Exercise
The records that follow are to be transcribed in full, without their images.

Recorded data
################

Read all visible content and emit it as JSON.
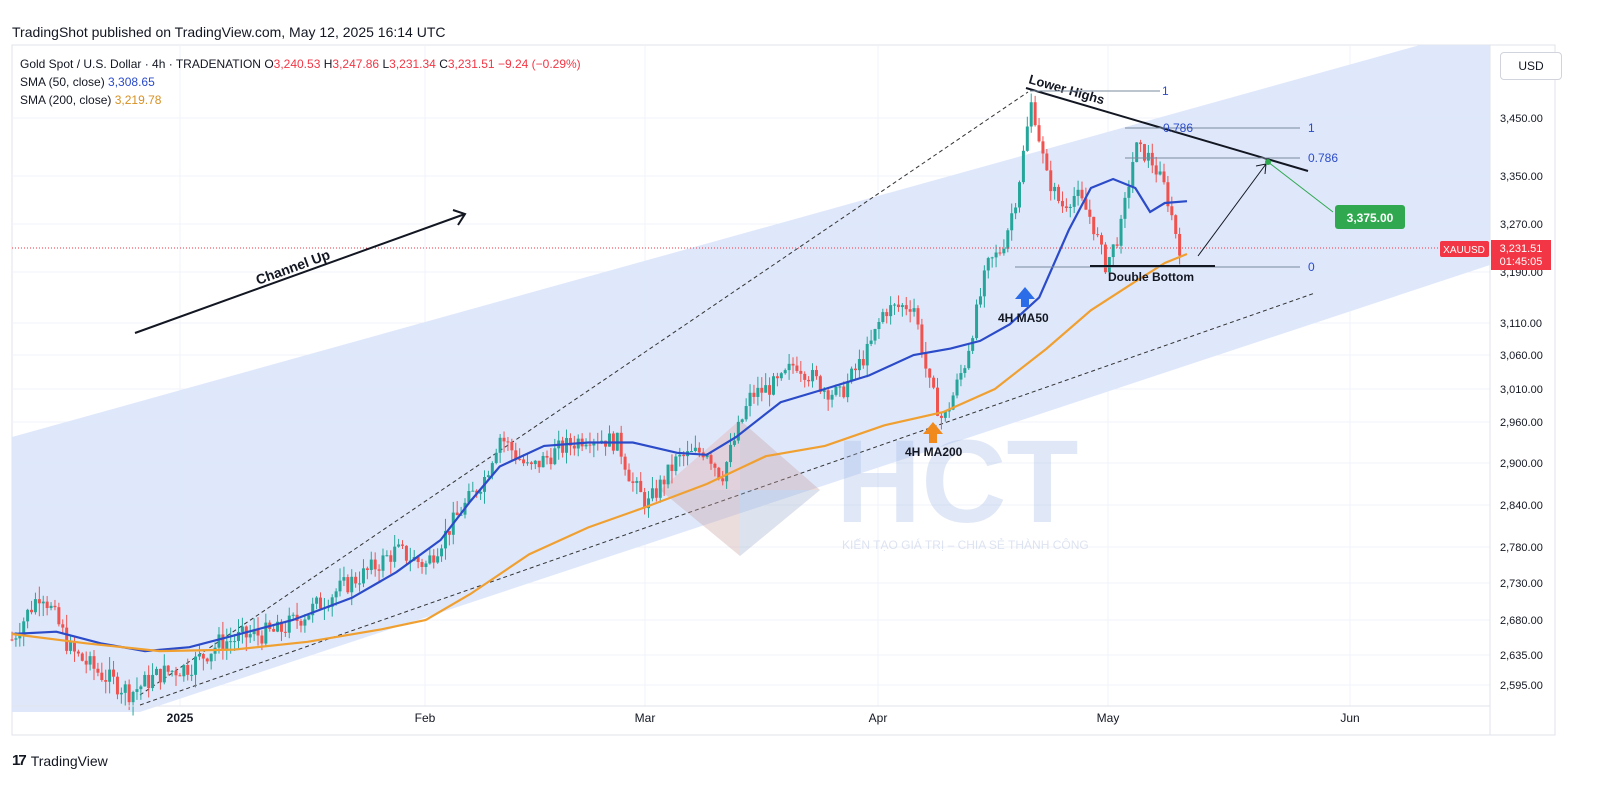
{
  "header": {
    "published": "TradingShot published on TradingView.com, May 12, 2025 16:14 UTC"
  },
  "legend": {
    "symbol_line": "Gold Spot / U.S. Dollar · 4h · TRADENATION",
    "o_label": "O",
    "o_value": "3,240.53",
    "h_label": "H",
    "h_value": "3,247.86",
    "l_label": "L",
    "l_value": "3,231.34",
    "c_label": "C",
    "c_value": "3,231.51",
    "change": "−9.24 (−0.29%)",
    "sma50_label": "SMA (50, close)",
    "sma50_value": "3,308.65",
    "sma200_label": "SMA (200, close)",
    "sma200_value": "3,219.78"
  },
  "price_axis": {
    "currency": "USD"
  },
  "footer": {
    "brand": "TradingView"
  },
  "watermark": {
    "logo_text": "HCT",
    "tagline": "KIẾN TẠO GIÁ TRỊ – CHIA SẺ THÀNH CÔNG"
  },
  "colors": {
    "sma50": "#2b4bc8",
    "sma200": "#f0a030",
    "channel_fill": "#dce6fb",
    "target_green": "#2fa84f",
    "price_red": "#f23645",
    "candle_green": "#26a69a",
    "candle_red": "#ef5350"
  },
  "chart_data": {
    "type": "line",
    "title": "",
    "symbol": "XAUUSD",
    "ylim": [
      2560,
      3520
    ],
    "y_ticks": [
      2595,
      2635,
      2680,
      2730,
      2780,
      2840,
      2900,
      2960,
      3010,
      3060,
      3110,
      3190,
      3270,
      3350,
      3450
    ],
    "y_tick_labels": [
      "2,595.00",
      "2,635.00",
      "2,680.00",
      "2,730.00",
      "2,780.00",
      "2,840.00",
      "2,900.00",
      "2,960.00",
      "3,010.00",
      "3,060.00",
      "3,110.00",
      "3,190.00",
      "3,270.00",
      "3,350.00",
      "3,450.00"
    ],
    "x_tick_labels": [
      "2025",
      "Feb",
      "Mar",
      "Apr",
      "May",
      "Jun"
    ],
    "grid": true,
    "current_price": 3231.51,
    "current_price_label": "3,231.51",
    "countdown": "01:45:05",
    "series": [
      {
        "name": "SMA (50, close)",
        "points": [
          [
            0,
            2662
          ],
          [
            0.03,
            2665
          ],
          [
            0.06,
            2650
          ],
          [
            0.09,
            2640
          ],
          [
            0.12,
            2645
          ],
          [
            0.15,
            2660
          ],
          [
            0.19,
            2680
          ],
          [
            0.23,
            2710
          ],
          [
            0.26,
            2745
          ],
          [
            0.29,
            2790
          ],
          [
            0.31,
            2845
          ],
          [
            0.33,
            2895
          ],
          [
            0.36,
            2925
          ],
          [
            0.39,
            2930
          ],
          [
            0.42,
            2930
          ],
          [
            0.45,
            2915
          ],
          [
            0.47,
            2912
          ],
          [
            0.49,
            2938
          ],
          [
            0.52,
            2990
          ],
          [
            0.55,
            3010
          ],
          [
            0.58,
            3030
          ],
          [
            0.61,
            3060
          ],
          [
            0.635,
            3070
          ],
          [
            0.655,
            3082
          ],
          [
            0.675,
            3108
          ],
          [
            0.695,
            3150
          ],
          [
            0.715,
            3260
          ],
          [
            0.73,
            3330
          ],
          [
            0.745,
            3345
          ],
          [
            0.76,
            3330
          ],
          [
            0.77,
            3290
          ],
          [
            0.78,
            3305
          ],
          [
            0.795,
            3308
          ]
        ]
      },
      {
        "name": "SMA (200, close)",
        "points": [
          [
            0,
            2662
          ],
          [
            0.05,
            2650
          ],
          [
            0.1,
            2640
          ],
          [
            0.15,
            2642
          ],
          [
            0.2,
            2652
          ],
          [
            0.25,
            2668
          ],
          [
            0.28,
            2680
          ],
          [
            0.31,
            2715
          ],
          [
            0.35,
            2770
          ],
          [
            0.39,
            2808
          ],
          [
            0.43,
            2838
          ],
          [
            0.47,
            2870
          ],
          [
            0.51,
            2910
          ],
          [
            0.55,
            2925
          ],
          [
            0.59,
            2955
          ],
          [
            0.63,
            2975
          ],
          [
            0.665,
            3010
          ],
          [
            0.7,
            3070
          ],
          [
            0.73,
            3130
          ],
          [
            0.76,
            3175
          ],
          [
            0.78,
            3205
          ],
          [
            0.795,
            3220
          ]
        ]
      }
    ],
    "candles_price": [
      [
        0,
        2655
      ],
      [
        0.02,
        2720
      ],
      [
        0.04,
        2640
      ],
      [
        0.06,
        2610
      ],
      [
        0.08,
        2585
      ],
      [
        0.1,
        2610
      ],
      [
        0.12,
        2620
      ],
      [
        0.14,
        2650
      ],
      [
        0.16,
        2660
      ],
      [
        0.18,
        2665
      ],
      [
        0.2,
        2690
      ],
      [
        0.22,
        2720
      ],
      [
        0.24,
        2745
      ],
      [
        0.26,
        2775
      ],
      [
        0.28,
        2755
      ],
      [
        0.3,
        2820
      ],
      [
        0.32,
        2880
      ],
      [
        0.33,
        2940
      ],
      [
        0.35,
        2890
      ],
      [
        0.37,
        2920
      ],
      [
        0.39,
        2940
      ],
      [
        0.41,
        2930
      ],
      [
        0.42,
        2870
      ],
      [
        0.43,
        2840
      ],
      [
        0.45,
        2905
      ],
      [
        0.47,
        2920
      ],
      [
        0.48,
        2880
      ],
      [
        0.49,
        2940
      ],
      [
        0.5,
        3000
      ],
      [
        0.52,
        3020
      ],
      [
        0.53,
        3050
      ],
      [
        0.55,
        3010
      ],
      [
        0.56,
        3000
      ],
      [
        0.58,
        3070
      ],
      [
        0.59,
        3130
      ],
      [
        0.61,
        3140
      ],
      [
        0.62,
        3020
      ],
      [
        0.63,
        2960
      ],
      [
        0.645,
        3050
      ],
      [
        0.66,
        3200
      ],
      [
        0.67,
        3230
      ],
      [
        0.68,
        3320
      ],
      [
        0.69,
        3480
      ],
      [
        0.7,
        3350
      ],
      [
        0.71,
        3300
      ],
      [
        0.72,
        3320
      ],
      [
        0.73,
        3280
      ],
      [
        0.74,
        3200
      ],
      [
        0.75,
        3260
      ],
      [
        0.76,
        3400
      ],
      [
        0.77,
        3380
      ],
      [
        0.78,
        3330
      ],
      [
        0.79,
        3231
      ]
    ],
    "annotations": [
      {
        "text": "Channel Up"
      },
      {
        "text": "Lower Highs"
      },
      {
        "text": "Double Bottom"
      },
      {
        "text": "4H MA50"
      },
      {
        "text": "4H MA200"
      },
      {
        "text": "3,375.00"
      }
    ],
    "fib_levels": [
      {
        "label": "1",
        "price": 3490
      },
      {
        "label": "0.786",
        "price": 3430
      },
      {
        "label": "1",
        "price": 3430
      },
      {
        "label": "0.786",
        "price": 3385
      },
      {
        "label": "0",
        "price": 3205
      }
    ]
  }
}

################

Solution to this exercise
Read all visible content and emit it as JSON.
{
  "header": {
    "published": "TradingShot published on TradingView.com, May 12, 2025 16:14 UTC"
  },
  "legend": {
    "symbol_line": "Gold Spot / U.S. Dollar · 4h · TRADENATION",
    "o_label": "O",
    "o_value": "3,240.53",
    "h_label": "H",
    "h_value": "3,247.86",
    "l_label": "L",
    "l_value": "3,231.34",
    "c_label": "C",
    "c_value": "3,231.51",
    "change": "−9.24 (−0.29%)",
    "sma50_label": "SMA (50, close)",
    "sma50_value": "3,308.65",
    "sma200_label": "SMA (200, close)",
    "sma200_value": "3,219.78"
  },
  "price_axis": {
    "currency": "USD"
  },
  "footer": {
    "brand": "TradingView"
  },
  "watermark": {
    "logo_text": "HCT",
    "tagline": "KIẾN TẠO GIÁ TRỊ – CHIA SẺ THÀNH CÔNG"
  },
  "colors": {
    "sma50": "#2b4bc8",
    "sma200": "#f0a030",
    "channel_fill": "#dce6fb",
    "target_green": "#2fa84f",
    "price_red": "#f23645",
    "candle_green": "#26a69a",
    "candle_red": "#ef5350"
  },
  "chart_data": {
    "type": "line",
    "title": "",
    "symbol": "XAUUSD",
    "ylim": [
      2560,
      3520
    ],
    "y_ticks": [
      2595,
      2635,
      2680,
      2730,
      2780,
      2840,
      2900,
      2960,
      3010,
      3060,
      3110,
      3190,
      3270,
      3350,
      3450
    ],
    "y_tick_labels": [
      "2,595.00",
      "2,635.00",
      "2,680.00",
      "2,730.00",
      "2,780.00",
      "2,840.00",
      "2,900.00",
      "2,960.00",
      "3,010.00",
      "3,060.00",
      "3,110.00",
      "3,190.00",
      "3,270.00",
      "3,350.00",
      "3,450.00"
    ],
    "x_tick_labels": [
      "2025",
      "Feb",
      "Mar",
      "Apr",
      "May",
      "Jun"
    ],
    "grid": true,
    "current_price": 3231.51,
    "current_price_label": "3,231.51",
    "countdown": "01:45:05",
    "series": [
      {
        "name": "SMA (50, close)",
        "points": [
          [
            0,
            2662
          ],
          [
            0.03,
            2665
          ],
          [
            0.06,
            2650
          ],
          [
            0.09,
            2640
          ],
          [
            0.12,
            2645
          ],
          [
            0.15,
            2660
          ],
          [
            0.19,
            2680
          ],
          [
            0.23,
            2710
          ],
          [
            0.26,
            2745
          ],
          [
            0.29,
            2790
          ],
          [
            0.31,
            2845
          ],
          [
            0.33,
            2895
          ],
          [
            0.36,
            2925
          ],
          [
            0.39,
            2930
          ],
          [
            0.42,
            2930
          ],
          [
            0.45,
            2915
          ],
          [
            0.47,
            2912
          ],
          [
            0.49,
            2938
          ],
          [
            0.52,
            2990
          ],
          [
            0.55,
            3010
          ],
          [
            0.58,
            3030
          ],
          [
            0.61,
            3060
          ],
          [
            0.635,
            3070
          ],
          [
            0.655,
            3082
          ],
          [
            0.675,
            3108
          ],
          [
            0.695,
            3150
          ],
          [
            0.715,
            3260
          ],
          [
            0.73,
            3330
          ],
          [
            0.745,
            3345
          ],
          [
            0.76,
            3330
          ],
          [
            0.77,
            3290
          ],
          [
            0.78,
            3305
          ],
          [
            0.795,
            3308
          ]
        ]
      },
      {
        "name": "SMA (200, close)",
        "points": [
          [
            0,
            2662
          ],
          [
            0.05,
            2650
          ],
          [
            0.1,
            2640
          ],
          [
            0.15,
            2642
          ],
          [
            0.2,
            2652
          ],
          [
            0.25,
            2668
          ],
          [
            0.28,
            2680
          ],
          [
            0.31,
            2715
          ],
          [
            0.35,
            2770
          ],
          [
            0.39,
            2808
          ],
          [
            0.43,
            2838
          ],
          [
            0.47,
            2870
          ],
          [
            0.51,
            2910
          ],
          [
            0.55,
            2925
          ],
          [
            0.59,
            2955
          ],
          [
            0.63,
            2975
          ],
          [
            0.665,
            3010
          ],
          [
            0.7,
            3070
          ],
          [
            0.73,
            3130
          ],
          [
            0.76,
            3175
          ],
          [
            0.78,
            3205
          ],
          [
            0.795,
            3220
          ]
        ]
      }
    ],
    "candles_price": [
      [
        0,
        2655
      ],
      [
        0.02,
        2720
      ],
      [
        0.04,
        2640
      ],
      [
        0.06,
        2610
      ],
      [
        0.08,
        2585
      ],
      [
        0.1,
        2610
      ],
      [
        0.12,
        2620
      ],
      [
        0.14,
        2650
      ],
      [
        0.16,
        2660
      ],
      [
        0.18,
        2665
      ],
      [
        0.2,
        2690
      ],
      [
        0.22,
        2720
      ],
      [
        0.24,
        2745
      ],
      [
        0.26,
        2775
      ],
      [
        0.28,
        2755
      ],
      [
        0.3,
        2820
      ],
      [
        0.32,
        2880
      ],
      [
        0.33,
        2940
      ],
      [
        0.35,
        2890
      ],
      [
        0.37,
        2920
      ],
      [
        0.39,
        2940
      ],
      [
        0.41,
        2930
      ],
      [
        0.42,
        2870
      ],
      [
        0.43,
        2840
      ],
      [
        0.45,
        2905
      ],
      [
        0.47,
        2920
      ],
      [
        0.48,
        2880
      ],
      [
        0.49,
        2940
      ],
      [
        0.5,
        3000
      ],
      [
        0.52,
        3020
      ],
      [
        0.53,
        3050
      ],
      [
        0.55,
        3010
      ],
      [
        0.56,
        3000
      ],
      [
        0.58,
        3070
      ],
      [
        0.59,
        3130
      ],
      [
        0.61,
        3140
      ],
      [
        0.62,
        3020
      ],
      [
        0.63,
        2960
      ],
      [
        0.645,
        3050
      ],
      [
        0.66,
        3200
      ],
      [
        0.67,
        3230
      ],
      [
        0.68,
        3320
      ],
      [
        0.69,
        3480
      ],
      [
        0.7,
        3350
      ],
      [
        0.71,
        3300
      ],
      [
        0.72,
        3320
      ],
      [
        0.73,
        3280
      ],
      [
        0.74,
        3200
      ],
      [
        0.75,
        3260
      ],
      [
        0.76,
        3400
      ],
      [
        0.77,
        3380
      ],
      [
        0.78,
        3330
      ],
      [
        0.79,
        3231
      ]
    ],
    "annotations": [
      {
        "text": "Channel Up"
      },
      {
        "text": "Lower Highs"
      },
      {
        "text": "Double Bottom"
      },
      {
        "text": "4H MA50"
      },
      {
        "text": "4H MA200"
      },
      {
        "text": "3,375.00"
      }
    ],
    "fib_levels": [
      {
        "label": "1",
        "price": 3490
      },
      {
        "label": "0.786",
        "price": 3430
      },
      {
        "label": "1",
        "price": 3430
      },
      {
        "label": "0.786",
        "price": 3385
      },
      {
        "label": "0",
        "price": 3205
      }
    ]
  }
}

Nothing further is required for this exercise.